═════ STORED DATA ═════

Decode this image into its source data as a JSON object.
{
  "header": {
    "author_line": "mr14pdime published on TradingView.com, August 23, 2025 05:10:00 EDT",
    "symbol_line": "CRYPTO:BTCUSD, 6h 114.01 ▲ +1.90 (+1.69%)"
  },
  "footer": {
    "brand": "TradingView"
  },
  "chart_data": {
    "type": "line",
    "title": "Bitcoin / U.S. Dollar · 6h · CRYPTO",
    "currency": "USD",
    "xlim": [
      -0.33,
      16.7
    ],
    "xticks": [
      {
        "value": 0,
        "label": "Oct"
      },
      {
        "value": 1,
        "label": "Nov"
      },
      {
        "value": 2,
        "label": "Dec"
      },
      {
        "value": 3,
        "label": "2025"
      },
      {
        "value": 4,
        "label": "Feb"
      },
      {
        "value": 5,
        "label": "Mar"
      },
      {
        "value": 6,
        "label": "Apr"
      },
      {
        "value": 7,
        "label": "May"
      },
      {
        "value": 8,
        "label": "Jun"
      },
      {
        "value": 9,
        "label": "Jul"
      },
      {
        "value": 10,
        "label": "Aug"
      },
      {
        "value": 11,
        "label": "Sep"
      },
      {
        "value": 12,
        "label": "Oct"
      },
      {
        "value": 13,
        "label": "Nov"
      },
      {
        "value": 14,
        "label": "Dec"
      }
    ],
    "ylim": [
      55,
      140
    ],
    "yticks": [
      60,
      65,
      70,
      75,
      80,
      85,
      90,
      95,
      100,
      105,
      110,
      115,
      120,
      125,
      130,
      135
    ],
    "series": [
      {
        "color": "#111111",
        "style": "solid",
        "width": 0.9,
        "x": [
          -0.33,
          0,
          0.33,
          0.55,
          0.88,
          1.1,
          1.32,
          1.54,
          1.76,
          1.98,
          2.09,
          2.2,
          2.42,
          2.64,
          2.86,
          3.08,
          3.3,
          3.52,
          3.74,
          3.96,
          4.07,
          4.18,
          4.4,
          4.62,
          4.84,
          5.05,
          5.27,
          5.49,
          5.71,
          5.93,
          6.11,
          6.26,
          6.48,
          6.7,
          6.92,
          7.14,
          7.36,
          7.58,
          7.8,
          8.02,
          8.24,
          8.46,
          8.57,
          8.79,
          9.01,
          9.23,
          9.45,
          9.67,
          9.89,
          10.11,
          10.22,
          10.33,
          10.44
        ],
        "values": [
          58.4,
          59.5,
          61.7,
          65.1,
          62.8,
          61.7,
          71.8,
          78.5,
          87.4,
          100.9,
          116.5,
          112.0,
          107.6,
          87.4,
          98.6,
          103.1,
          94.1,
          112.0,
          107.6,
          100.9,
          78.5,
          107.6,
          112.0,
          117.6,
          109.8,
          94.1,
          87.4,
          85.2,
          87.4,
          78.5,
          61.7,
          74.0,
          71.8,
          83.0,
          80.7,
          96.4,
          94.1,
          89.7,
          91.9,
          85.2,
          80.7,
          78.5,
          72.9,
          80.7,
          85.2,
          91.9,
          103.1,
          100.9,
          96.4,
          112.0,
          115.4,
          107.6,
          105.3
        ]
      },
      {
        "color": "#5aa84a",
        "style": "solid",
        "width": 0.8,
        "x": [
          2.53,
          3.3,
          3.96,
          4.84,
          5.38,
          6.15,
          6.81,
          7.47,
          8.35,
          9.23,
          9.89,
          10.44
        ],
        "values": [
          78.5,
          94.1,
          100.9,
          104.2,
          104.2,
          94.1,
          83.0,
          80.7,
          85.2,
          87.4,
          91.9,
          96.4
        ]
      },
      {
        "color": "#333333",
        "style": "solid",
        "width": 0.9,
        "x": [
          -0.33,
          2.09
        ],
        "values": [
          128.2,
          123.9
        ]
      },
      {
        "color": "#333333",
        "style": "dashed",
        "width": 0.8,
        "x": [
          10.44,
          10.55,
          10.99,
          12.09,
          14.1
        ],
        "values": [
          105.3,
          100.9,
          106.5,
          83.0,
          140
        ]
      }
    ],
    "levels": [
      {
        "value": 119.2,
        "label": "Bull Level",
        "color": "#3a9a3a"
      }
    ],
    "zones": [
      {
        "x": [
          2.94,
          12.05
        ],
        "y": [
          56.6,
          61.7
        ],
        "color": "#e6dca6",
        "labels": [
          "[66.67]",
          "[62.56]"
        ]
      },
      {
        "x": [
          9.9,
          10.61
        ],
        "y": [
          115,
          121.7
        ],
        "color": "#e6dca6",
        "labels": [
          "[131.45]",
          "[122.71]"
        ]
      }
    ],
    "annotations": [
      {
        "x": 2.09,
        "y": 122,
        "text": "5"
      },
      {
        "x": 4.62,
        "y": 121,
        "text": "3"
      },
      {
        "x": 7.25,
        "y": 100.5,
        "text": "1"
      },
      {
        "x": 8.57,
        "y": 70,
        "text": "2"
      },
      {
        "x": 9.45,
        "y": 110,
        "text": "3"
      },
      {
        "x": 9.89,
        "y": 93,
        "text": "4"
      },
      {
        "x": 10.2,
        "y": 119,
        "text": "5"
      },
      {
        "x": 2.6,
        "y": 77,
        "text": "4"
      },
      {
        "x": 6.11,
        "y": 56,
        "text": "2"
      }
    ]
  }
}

═════

CHALLENGE> Exactly reproduce all of the entries.

SOLUTION>
Decode this image into its source data as a JSON object.
{
  "header": {
    "author_line": "mr14pdime published on TradingView.com, August 23, 2025 05:10:00 EDT",
    "symbol_line": "CRYPTO:BTCUSD, 6h 114.01 ▲ +1.90 (+1.69%)"
  },
  "footer": {
    "brand": "TradingView"
  },
  "chart_data": {
    "type": "line",
    "title": "Bitcoin / U.S. Dollar · 6h · CRYPTO",
    "currency": "USD",
    "xlim": [
      -0.33,
      16.7
    ],
    "xticks": [
      {
        "value": 0,
        "label": "Oct"
      },
      {
        "value": 1,
        "label": "Nov"
      },
      {
        "value": 2,
        "label": "Dec"
      },
      {
        "value": 3,
        "label": "2025"
      },
      {
        "value": 4,
        "label": "Feb"
      },
      {
        "value": 5,
        "label": "Mar"
      },
      {
        "value": 6,
        "label": "Apr"
      },
      {
        "value": 7,
        "label": "May"
      },
      {
        "value": 8,
        "label": "Jun"
      },
      {
        "value": 9,
        "label": "Jul"
      },
      {
        "value": 10,
        "label": "Aug"
      },
      {
        "value": 11,
        "label": "Sep"
      },
      {
        "value": 12,
        "label": "Oct"
      },
      {
        "value": 13,
        "label": "Nov"
      },
      {
        "value": 14,
        "label": "Dec"
      }
    ],
    "ylim": [
      55,
      140
    ],
    "yticks": [
      60,
      65,
      70,
      75,
      80,
      85,
      90,
      95,
      100,
      105,
      110,
      115,
      120,
      125,
      130,
      135
    ],
    "series": [
      {
        "color": "#111111",
        "style": "solid",
        "width": 0.9,
        "x": [
          -0.33,
          0,
          0.33,
          0.55,
          0.88,
          1.1,
          1.32,
          1.54,
          1.76,
          1.98,
          2.09,
          2.2,
          2.42,
          2.64,
          2.86,
          3.08,
          3.3,
          3.52,
          3.74,
          3.96,
          4.07,
          4.18,
          4.4,
          4.62,
          4.84,
          5.05,
          5.27,
          5.49,
          5.71,
          5.93,
          6.11,
          6.26,
          6.48,
          6.7,
          6.92,
          7.14,
          7.36,
          7.58,
          7.8,
          8.02,
          8.24,
          8.46,
          8.57,
          8.79,
          9.01,
          9.23,
          9.45,
          9.67,
          9.89,
          10.11,
          10.22,
          10.33,
          10.44
        ],
        "values": [
          58.4,
          59.5,
          61.7,
          65.1,
          62.8,
          61.7,
          71.8,
          78.5,
          87.4,
          100.9,
          116.5,
          112.0,
          107.6,
          87.4,
          98.6,
          103.1,
          94.1,
          112.0,
          107.6,
          100.9,
          78.5,
          107.6,
          112.0,
          117.6,
          109.8,
          94.1,
          87.4,
          85.2,
          87.4,
          78.5,
          61.7,
          74.0,
          71.8,
          83.0,
          80.7,
          96.4,
          94.1,
          89.7,
          91.9,
          85.2,
          80.7,
          78.5,
          72.9,
          80.7,
          85.2,
          91.9,
          103.1,
          100.9,
          96.4,
          112.0,
          115.4,
          107.6,
          105.3
        ]
      },
      {
        "color": "#5aa84a",
        "style": "solid",
        "width": 0.8,
        "x": [
          2.53,
          3.3,
          3.96,
          4.84,
          5.38,
          6.15,
          6.81,
          7.47,
          8.35,
          9.23,
          9.89,
          10.44
        ],
        "values": [
          78.5,
          94.1,
          100.9,
          104.2,
          104.2,
          94.1,
          83.0,
          80.7,
          85.2,
          87.4,
          91.9,
          96.4
        ]
      },
      {
        "color": "#333333",
        "style": "solid",
        "width": 0.9,
        "x": [
          -0.33,
          2.09
        ],
        "values": [
          128.2,
          123.9
        ]
      },
      {
        "color": "#333333",
        "style": "dashed",
        "width": 0.8,
        "x": [
          10.44,
          10.55,
          10.99,
          12.09,
          14.1
        ],
        "values": [
          105.3,
          100.9,
          106.5,
          83.0,
          140
        ]
      }
    ],
    "levels": [
      {
        "value": 119.2,
        "label": "Bull Level",
        "color": "#3a9a3a"
      }
    ],
    "zones": [
      {
        "x": [
          2.94,
          12.05
        ],
        "y": [
          56.6,
          61.7
        ],
        "color": "#e6dca6",
        "labels": [
          "[66.67]",
          "[62.56]"
        ]
      },
      {
        "x": [
          9.9,
          10.61
        ],
        "y": [
          115,
          121.7
        ],
        "color": "#e6dca6",
        "labels": [
          "[131.45]",
          "[122.71]"
        ]
      }
    ],
    "annotations": [
      {
        "x": 2.09,
        "y": 122,
        "text": "5"
      },
      {
        "x": 4.62,
        "y": 121,
        "text": "3"
      },
      {
        "x": 7.25,
        "y": 100.5,
        "text": "1"
      },
      {
        "x": 8.57,
        "y": 70,
        "text": "2"
      },
      {
        "x": 9.45,
        "y": 110,
        "text": "3"
      },
      {
        "x": 9.89,
        "y": 93,
        "text": "4"
      },
      {
        "x": 10.2,
        "y": 119,
        "text": "5"
      },
      {
        "x": 2.6,
        "y": 77,
        "text": "4"
      },
      {
        "x": 6.11,
        "y": 56,
        "text": "2"
      }
    ]
  }
}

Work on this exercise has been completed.